_Given problem_.
Update the listing from its first line up to and including the line with "- install-status-text: Capture". Replace "Please wait..." with "Loading...", change nothing else, and return only those lines.

## start Material supplied

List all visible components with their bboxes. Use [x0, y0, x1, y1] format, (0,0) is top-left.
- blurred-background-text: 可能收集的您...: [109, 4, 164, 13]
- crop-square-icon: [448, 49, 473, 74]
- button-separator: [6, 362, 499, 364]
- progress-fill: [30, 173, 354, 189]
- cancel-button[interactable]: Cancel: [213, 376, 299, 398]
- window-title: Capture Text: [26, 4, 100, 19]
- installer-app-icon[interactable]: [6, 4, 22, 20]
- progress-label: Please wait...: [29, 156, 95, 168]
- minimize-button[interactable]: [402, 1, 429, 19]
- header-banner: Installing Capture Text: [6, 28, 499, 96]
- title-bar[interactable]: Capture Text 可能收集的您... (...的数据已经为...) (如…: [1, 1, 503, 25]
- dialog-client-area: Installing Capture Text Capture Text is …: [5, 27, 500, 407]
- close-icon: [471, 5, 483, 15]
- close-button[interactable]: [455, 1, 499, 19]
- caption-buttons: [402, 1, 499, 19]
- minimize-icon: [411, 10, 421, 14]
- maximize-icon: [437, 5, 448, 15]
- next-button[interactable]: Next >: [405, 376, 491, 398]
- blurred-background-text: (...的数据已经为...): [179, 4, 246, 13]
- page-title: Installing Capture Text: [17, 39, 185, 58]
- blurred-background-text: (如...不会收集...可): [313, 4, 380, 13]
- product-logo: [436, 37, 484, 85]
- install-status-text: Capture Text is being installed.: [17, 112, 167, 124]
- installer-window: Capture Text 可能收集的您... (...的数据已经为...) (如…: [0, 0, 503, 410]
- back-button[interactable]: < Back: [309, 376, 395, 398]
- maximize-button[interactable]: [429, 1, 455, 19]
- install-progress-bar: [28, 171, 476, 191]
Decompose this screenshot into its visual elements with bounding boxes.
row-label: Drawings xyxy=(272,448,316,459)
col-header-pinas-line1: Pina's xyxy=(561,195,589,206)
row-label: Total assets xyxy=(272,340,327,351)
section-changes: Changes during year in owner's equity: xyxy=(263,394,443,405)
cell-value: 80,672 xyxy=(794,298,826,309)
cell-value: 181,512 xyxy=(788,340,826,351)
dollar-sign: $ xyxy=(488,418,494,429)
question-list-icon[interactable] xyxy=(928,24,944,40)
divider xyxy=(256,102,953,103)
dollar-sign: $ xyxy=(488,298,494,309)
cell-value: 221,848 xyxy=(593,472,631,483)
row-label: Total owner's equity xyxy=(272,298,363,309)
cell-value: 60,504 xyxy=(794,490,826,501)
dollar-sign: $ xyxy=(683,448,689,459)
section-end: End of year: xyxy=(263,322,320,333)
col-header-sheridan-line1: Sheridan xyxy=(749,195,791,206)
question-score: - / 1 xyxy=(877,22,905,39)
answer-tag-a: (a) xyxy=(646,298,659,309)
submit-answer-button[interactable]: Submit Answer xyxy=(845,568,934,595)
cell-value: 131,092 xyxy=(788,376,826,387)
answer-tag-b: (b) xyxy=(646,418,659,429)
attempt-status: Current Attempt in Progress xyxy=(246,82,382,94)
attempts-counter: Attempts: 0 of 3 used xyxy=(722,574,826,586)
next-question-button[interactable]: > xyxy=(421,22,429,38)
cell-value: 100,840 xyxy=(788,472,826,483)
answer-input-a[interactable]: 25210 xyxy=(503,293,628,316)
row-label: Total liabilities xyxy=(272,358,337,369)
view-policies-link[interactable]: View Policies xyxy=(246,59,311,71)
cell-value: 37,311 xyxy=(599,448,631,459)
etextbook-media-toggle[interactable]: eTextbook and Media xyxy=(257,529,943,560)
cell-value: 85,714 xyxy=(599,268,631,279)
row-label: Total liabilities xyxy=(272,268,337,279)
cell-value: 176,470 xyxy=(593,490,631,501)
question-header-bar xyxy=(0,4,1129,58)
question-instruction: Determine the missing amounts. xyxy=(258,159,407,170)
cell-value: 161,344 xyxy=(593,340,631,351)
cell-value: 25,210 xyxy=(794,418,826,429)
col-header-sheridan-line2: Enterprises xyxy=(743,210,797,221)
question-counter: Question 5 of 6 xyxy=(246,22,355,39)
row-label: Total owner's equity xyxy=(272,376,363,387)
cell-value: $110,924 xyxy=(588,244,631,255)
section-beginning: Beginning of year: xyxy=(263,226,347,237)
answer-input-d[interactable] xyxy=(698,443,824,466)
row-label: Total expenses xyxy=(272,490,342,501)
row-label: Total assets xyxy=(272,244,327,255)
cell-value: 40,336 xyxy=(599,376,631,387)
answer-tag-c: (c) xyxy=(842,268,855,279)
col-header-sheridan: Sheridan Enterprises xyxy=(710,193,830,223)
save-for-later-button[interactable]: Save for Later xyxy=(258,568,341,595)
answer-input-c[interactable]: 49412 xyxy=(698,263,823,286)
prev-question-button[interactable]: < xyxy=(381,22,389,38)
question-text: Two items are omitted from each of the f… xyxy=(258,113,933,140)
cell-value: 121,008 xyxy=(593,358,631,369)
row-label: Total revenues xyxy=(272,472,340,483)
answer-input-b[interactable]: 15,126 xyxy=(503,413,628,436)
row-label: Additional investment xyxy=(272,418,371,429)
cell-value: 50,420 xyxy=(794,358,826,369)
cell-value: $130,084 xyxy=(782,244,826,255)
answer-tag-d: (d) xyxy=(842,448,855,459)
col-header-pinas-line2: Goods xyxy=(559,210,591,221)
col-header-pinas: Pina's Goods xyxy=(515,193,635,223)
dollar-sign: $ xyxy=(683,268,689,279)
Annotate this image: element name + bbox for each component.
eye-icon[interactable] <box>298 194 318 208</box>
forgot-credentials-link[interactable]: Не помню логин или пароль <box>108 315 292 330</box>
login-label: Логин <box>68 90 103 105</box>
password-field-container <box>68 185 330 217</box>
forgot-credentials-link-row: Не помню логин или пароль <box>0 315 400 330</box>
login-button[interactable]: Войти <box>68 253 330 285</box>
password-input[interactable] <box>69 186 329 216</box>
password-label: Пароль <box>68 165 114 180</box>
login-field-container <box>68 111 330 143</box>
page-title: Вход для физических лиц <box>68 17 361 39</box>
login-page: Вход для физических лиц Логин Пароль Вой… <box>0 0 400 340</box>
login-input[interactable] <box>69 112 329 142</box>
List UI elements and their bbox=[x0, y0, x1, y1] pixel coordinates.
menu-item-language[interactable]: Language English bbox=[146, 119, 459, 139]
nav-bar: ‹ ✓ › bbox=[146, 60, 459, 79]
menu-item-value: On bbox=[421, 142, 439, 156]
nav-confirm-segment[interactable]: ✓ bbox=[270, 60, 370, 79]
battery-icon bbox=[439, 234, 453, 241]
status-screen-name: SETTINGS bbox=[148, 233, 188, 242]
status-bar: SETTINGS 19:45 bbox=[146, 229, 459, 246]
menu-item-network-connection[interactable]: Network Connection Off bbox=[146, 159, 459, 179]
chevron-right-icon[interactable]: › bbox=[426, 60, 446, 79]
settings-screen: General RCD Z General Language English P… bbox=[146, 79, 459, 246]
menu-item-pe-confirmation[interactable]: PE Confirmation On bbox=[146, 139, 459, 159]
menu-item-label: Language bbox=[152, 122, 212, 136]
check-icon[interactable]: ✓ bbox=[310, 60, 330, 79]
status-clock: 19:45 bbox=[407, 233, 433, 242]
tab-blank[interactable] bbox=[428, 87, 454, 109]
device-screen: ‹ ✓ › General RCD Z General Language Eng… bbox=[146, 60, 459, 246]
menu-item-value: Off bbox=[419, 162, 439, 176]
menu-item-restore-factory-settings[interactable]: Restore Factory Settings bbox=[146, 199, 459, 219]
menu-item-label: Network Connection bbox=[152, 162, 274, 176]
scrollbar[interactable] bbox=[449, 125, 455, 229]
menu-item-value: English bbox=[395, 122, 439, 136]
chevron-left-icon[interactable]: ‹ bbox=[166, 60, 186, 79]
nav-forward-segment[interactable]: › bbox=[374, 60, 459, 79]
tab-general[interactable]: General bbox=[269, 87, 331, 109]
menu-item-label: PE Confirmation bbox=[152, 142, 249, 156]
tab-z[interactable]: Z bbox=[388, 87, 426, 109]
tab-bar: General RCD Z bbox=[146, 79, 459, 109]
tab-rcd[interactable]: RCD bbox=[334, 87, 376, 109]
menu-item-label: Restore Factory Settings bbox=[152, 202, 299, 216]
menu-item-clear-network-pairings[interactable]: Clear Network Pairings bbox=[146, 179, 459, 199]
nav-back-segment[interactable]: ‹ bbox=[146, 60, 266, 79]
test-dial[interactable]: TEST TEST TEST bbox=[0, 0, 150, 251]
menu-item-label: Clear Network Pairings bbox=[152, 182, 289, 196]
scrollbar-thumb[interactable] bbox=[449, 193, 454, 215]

## end Material supplied

_Final result_.
List all visible components with their bboxes. Use [x0, y0, x1, y1] format, (0,0) is top-left.
- blurred-background-text: 可能收集的您...: [109, 4, 164, 13]
- crop-square-icon: [448, 49, 473, 74]
- button-separator: [6, 362, 499, 364]
- progress-fill: [30, 173, 354, 189]
- cancel-button[interactable]: Cancel: [213, 376, 299, 398]
- window-title: Capture Text: [26, 4, 100, 19]
- installer-app-icon[interactable]: [6, 4, 22, 20]
- progress-label: Loading...: [29, 156, 95, 168]
- minimize-button[interactable]: [402, 1, 429, 19]
- header-banner: Installing Capture Text: [6, 28, 499, 96]
- title-bar[interactable]: Capture Text 可能收集的您... (...的数据已经为...) (如…: [1, 1, 503, 25]
- dialog-client-area: Installing Capture Text Capture Text is …: [5, 27, 500, 407]
- close-icon: [471, 5, 483, 15]
- close-button[interactable]: [455, 1, 499, 19]
- caption-buttons: [402, 1, 499, 19]
- minimize-icon: [411, 10, 421, 14]
- maximize-icon: [437, 5, 448, 15]
- next-button[interactable]: Next >: [405, 376, 491, 398]
- blurred-background-text: (...的数据已经为...): [179, 4, 246, 13]
- page-title: Installing Capture Text: [17, 39, 185, 58]
- blurred-background-text: (如...不会收集...可): [313, 4, 380, 13]
- product-logo: [436, 37, 484, 85]
- install-status-text: Capture Text is being installed.: [17, 112, 167, 124]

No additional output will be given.